__PASSAGE__:

------

Safer and faster get_attstatsslot()

From: Tom Lane <tgl(at)sss(dot)pgh(dot)pa(dot)us>
To: pgsql-hackers(at)postgreSQL(dot)org
Subject: Safer and faster get_attstatsslot()
Date: 2017-05-11 16:41:02
Message-ID: 16364.1494520862@sss.pgh.pa.us
Views: Raw Message | Whole Thread | Download mbox | Resend email
Thread:
Lists: pgsql-hackers

Monday's round of security patches was a lot more exciting than I would
have liked, because code that worked fine for Peter and me failed
erratically in the buildfarm. What eventually emerged was that I'd added
some missing free_attstatsslot() calls in rangetypes_selfuncs.c, and
naively copied the first argument (atttype) from the matching
get_attstatsslot() calls. One of those atttype values was in fact
wrong for the slot in question; this had been missed for years because
get_attstatsslot() doesn't actually do anything with that argument.
I think that at one point we had, or at least in the original conception
intended to have, an Assert that the atttype matched the actual stats
array element type found in the pg_statistic row; but we had to remove
it because in some cases the type in pg_statistic is only
binary-compatible with the datatype the applied operator is expecting.

So the existing API for get_attstatsslot()/free_attstatsslot() is just
seriously bug-prone. It would be better if the caller did not have
to supply any type information; indeed really what we'd want is for
get_attstatsslot() to pass back the actual type it found in pg_statistic.

------

__EXERCISE AIM__: Continue the message about the get_attstatsslot() API from where it stops.

------

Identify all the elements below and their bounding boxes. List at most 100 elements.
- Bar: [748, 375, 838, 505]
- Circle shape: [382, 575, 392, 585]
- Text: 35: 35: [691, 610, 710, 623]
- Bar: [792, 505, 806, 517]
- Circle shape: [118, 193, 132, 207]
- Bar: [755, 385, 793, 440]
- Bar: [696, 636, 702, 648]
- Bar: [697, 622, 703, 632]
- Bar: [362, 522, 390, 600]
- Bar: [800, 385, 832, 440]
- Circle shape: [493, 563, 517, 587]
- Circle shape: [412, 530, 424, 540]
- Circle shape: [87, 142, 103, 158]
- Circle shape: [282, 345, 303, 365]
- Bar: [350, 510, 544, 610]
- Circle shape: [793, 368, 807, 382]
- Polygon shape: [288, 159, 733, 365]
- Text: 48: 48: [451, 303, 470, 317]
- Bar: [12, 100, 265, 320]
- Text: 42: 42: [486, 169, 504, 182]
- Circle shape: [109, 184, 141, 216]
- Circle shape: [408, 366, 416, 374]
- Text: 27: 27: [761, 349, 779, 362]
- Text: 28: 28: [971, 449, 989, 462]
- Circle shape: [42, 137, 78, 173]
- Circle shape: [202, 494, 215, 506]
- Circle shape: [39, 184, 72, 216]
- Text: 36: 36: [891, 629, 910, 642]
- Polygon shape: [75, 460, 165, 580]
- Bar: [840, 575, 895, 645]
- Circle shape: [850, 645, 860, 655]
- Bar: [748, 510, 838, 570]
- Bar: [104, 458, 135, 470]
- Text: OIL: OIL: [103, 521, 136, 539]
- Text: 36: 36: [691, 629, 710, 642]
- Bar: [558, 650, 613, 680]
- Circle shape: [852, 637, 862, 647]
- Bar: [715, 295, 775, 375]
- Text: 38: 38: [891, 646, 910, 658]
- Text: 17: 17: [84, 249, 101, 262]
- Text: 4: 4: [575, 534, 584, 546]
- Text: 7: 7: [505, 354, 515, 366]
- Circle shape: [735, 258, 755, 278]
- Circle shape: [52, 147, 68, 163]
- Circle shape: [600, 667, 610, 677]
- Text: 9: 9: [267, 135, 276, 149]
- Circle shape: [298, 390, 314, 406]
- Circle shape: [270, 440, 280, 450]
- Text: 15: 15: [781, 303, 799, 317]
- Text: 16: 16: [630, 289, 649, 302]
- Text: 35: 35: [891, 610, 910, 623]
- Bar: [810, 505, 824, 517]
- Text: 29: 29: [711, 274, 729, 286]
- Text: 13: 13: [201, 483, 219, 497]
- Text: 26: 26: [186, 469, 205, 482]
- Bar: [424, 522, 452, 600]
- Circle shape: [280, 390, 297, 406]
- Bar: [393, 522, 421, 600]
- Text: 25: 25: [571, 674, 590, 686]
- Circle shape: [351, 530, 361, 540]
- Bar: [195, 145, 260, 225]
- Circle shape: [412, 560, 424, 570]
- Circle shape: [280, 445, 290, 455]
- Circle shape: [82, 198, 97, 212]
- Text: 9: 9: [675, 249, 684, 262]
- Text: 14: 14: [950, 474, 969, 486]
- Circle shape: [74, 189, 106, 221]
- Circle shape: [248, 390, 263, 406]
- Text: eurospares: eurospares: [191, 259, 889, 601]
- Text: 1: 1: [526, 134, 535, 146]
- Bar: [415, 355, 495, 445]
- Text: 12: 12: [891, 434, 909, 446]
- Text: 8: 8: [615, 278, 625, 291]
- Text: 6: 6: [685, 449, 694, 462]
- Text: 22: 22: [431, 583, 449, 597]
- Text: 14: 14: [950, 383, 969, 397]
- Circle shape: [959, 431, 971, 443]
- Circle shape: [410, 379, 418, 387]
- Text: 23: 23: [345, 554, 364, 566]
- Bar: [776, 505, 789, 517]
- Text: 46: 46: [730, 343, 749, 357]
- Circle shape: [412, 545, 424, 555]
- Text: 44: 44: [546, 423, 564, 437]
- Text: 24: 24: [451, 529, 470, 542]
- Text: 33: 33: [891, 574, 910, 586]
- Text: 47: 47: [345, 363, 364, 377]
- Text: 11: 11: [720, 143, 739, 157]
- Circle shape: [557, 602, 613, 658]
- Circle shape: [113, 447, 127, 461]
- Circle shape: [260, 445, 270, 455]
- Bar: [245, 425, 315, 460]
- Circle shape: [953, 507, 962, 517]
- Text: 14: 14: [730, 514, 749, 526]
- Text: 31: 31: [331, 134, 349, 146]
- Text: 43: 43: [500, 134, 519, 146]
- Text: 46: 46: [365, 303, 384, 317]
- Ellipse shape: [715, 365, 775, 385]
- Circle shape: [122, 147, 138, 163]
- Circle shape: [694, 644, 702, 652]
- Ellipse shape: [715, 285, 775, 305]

------

__THE ANSWER__:
I also realized as I looked at the code that it's exceedingly inefficient
if the array element type is pass-by-reference --- then it'll incur a
separate palloc, copy, and pfree for each element. We'd be a lot better
off to copy the stats array as a whole, especially since that would come
for free in the probably-common case that the array has to be detoasted.
This code was written with very small stats targets in mind, like about
10, and it just doesn't look very good when you're imagining 1000 or more
entries in the stats array.

So attached is a proposed redesign that makes the API for
get_attstatsslot()/free_attstatsslot() simpler and hopefully more
foolproof. I've not made any particular attempt to performance-test
it, but it really ought to be a significant win for pass-by-ref element
types. It will add an array-copying step that wasn't there before when
the element type is pass-by-value and the array isn't toasted, but that
seems like an acceptable price.

BTW, this patch makes the skewColType and skewColTypmod fields of Hash
plan nodes unnecessary, as the only reason for them was to satisfy
get_attstatsslot(). I didn't remove them here but it would make sense
to do so.

Comments? Is this something that'd be OK to push now, or had I better
sit on it till v11? Being freshly burned, I kinda want to fix it now,
but I recognize that my judgment may be colored by that.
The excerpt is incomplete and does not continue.